■ **Direction**: Scan the data below and pick out the lines containing the word "name".

* BEGIN Recorded information *

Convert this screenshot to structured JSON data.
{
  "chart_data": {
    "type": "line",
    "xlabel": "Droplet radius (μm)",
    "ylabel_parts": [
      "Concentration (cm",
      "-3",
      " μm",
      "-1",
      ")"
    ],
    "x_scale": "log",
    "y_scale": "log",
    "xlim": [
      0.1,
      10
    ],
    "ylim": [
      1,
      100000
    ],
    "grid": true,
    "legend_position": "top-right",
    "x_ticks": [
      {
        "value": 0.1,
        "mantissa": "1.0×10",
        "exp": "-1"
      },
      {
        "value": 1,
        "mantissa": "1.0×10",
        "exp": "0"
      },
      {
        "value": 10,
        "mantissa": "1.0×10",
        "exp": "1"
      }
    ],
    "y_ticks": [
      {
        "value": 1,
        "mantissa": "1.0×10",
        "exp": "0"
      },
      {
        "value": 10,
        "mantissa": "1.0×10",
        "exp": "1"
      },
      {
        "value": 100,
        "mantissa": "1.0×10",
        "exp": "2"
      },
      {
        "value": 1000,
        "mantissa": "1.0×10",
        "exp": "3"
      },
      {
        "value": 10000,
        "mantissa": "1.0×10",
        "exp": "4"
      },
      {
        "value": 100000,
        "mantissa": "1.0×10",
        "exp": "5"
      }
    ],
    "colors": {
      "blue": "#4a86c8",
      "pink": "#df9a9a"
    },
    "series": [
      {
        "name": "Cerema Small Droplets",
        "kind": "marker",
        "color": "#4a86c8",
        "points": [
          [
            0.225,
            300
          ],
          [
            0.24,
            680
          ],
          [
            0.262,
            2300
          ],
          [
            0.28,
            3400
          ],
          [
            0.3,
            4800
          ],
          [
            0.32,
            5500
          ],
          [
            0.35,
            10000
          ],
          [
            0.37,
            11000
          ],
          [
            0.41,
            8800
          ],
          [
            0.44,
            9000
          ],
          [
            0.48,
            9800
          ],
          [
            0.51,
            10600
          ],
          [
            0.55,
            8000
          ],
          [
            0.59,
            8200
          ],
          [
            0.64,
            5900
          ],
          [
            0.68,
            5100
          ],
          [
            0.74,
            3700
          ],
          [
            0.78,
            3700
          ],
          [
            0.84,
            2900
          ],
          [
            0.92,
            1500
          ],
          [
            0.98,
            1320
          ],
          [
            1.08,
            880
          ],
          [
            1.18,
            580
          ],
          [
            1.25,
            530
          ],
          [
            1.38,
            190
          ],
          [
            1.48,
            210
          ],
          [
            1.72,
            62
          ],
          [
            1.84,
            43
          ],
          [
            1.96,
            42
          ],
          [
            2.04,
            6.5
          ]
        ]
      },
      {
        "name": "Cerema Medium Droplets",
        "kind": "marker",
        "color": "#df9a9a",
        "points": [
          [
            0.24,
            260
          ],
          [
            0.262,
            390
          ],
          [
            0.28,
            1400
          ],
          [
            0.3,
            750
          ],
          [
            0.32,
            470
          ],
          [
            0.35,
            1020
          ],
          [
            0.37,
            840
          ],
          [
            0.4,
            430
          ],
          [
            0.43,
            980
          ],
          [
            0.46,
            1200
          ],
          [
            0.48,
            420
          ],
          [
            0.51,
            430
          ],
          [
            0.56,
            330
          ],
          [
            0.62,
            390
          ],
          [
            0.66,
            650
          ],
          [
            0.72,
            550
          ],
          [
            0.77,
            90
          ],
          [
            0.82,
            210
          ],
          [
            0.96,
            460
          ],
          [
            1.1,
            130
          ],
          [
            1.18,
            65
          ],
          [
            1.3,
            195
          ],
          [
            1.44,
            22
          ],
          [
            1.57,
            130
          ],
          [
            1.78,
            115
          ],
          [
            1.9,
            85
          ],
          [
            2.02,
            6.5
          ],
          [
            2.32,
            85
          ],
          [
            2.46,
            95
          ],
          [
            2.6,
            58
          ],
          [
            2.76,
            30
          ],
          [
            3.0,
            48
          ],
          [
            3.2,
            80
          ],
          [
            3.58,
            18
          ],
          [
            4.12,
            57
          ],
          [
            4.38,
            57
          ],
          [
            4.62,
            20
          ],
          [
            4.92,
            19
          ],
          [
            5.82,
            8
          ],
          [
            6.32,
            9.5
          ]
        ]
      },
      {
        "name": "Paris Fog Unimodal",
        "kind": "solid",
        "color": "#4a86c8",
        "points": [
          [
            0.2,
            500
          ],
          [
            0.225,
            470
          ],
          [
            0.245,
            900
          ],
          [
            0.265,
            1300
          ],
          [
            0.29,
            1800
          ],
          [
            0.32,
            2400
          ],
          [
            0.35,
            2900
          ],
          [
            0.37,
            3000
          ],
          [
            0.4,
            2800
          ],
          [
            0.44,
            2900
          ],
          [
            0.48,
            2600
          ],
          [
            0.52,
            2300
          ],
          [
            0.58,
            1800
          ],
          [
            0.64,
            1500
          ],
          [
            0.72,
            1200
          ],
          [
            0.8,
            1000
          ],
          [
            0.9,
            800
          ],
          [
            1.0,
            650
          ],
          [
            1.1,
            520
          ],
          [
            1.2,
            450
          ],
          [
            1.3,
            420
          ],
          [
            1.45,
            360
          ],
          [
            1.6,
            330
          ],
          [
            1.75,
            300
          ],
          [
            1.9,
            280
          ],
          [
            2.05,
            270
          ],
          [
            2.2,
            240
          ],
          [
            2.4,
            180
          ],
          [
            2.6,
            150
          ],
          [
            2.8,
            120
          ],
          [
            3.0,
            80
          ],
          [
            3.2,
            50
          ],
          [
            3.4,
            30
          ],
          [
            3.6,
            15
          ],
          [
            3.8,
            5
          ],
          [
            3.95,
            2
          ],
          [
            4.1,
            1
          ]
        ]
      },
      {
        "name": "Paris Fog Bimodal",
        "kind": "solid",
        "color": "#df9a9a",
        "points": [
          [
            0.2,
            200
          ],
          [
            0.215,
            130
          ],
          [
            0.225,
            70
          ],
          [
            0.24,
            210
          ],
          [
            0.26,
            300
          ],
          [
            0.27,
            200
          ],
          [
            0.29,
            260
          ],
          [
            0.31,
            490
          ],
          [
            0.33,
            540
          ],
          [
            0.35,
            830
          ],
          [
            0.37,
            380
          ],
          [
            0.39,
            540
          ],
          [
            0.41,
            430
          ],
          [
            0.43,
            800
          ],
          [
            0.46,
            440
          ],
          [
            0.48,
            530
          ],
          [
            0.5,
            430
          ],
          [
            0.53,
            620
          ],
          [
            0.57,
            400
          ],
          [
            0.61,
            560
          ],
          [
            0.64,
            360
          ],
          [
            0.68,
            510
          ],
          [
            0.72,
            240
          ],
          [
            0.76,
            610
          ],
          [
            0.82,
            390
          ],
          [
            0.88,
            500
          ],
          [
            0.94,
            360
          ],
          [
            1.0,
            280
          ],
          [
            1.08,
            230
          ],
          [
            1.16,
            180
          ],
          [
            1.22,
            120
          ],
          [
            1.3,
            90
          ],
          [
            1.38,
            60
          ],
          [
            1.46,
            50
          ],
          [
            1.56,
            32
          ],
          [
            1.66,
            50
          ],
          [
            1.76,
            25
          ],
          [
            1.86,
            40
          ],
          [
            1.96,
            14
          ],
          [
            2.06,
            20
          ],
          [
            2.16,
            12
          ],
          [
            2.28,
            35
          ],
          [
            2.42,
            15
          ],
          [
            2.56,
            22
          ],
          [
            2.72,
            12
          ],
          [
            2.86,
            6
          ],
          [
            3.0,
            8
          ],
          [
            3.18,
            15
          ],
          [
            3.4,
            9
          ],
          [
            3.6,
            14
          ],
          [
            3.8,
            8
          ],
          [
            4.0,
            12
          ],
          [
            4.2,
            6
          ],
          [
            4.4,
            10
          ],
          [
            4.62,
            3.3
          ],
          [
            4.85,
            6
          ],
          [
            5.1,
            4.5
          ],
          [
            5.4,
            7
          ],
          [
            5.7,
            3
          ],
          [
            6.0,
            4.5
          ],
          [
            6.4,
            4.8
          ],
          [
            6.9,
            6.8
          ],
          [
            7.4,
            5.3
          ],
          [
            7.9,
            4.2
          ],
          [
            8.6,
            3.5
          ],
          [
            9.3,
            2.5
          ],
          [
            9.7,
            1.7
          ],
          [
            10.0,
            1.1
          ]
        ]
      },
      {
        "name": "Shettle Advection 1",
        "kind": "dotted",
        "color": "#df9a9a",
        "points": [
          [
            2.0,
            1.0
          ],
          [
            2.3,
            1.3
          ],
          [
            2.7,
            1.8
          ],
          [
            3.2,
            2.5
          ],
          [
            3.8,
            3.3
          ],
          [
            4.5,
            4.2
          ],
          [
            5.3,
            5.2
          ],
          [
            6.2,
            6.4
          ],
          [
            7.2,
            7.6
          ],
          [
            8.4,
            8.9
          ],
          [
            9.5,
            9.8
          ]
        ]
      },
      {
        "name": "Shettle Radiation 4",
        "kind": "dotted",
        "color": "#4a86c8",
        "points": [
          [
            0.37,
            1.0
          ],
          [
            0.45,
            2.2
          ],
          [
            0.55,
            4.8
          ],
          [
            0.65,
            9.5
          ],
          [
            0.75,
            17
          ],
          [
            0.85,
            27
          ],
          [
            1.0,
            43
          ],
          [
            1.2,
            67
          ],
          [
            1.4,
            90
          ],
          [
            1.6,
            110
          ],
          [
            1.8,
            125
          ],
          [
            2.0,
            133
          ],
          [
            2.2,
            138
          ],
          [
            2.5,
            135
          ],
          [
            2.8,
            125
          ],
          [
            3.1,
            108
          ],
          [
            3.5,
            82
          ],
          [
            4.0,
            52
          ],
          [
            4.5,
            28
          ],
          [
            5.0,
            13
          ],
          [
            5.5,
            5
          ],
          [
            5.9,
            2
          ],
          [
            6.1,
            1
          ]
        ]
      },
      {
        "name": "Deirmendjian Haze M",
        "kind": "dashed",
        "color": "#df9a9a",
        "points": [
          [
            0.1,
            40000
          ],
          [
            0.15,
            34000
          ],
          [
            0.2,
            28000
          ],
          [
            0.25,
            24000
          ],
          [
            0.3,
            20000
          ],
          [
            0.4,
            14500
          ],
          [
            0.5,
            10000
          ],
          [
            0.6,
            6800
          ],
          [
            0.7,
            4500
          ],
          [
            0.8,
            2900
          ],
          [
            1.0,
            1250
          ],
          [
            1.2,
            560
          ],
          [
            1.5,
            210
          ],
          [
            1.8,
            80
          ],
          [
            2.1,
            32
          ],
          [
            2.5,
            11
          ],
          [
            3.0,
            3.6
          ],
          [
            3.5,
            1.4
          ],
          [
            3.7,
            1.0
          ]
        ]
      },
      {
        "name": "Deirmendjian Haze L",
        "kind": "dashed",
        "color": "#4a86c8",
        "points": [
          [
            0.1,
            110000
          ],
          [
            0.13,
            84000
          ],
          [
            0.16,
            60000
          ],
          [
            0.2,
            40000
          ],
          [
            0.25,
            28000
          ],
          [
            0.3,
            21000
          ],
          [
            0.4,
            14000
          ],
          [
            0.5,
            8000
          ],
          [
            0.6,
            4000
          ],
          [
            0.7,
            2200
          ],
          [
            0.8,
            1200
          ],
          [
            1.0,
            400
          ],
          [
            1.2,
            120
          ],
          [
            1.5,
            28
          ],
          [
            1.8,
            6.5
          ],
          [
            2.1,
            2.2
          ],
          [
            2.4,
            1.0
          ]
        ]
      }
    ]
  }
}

* END Recorded information *

■ **The completed task**:
        "name": "Cerema Small Droplets",
        "name": "Cerema Medium Droplets",
        "name": "Paris Fog Unimodal",
        "name": "Paris Fog Bimodal",
        "name": "Shettle Advection 1",
        "name": "Shettle Radiation 4",
        "name": "Deirmendjian Haze M",
        "name": "Deirmendjian Haze L",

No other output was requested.